* **Description of the task**:
List each line of the data that holds the string "background".

━━ Data for this exercise

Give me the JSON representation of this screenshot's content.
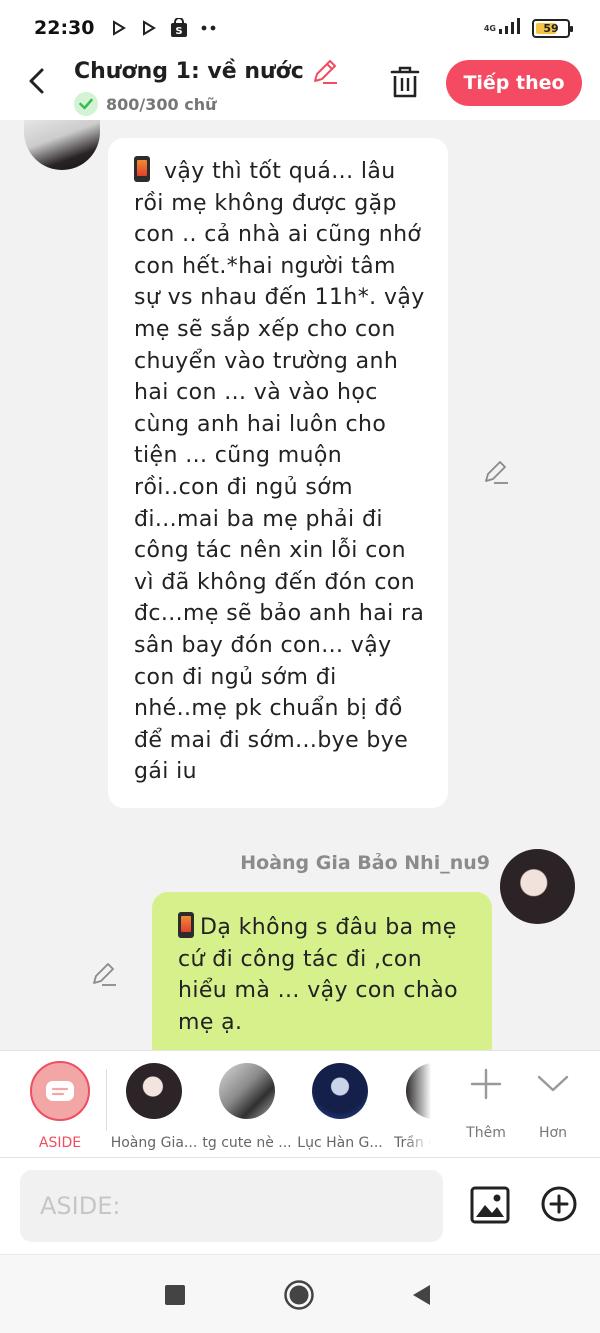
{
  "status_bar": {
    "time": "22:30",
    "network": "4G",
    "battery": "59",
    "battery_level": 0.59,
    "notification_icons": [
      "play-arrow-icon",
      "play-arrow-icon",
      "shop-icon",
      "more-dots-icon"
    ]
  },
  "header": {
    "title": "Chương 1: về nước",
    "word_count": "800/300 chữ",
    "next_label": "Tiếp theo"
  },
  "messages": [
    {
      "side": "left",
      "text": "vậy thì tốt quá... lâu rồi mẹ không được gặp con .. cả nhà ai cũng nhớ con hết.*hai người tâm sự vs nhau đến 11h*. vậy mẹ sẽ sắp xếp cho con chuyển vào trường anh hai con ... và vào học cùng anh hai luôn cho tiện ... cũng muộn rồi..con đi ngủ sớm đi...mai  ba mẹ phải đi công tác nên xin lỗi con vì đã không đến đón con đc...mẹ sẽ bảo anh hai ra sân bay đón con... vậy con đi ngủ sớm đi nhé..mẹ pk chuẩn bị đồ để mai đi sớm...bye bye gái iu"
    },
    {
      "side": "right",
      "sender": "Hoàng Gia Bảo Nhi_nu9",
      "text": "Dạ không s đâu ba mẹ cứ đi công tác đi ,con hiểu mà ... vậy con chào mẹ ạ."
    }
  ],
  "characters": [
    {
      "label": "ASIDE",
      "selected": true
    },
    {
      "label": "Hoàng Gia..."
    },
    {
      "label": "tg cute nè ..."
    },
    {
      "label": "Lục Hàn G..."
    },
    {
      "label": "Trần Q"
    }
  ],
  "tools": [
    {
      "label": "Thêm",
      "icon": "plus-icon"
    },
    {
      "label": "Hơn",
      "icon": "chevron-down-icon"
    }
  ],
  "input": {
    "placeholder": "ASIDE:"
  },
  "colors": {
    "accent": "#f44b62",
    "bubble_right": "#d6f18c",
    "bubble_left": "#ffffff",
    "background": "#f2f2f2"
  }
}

━━━━
━━ Data for this exercise

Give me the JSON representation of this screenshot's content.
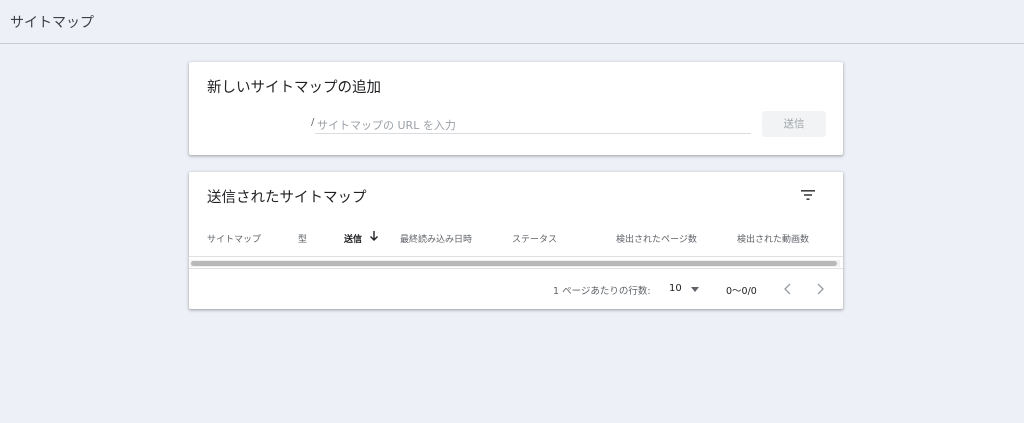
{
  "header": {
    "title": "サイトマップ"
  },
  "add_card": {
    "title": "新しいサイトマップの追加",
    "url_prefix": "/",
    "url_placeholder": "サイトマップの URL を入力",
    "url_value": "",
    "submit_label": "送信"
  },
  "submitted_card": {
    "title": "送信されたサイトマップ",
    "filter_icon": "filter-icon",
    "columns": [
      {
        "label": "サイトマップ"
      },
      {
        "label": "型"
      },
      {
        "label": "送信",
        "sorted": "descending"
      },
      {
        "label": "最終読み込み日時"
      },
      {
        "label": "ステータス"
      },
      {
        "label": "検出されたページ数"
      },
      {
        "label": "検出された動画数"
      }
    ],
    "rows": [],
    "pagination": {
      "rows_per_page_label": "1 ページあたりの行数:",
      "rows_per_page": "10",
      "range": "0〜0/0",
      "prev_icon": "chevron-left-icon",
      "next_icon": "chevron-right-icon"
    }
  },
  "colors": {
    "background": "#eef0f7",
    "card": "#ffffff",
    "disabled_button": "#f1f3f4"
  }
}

━━━━

* **Task response**:
    "background": "#f2f2f2"
    "background": "#eef0f7",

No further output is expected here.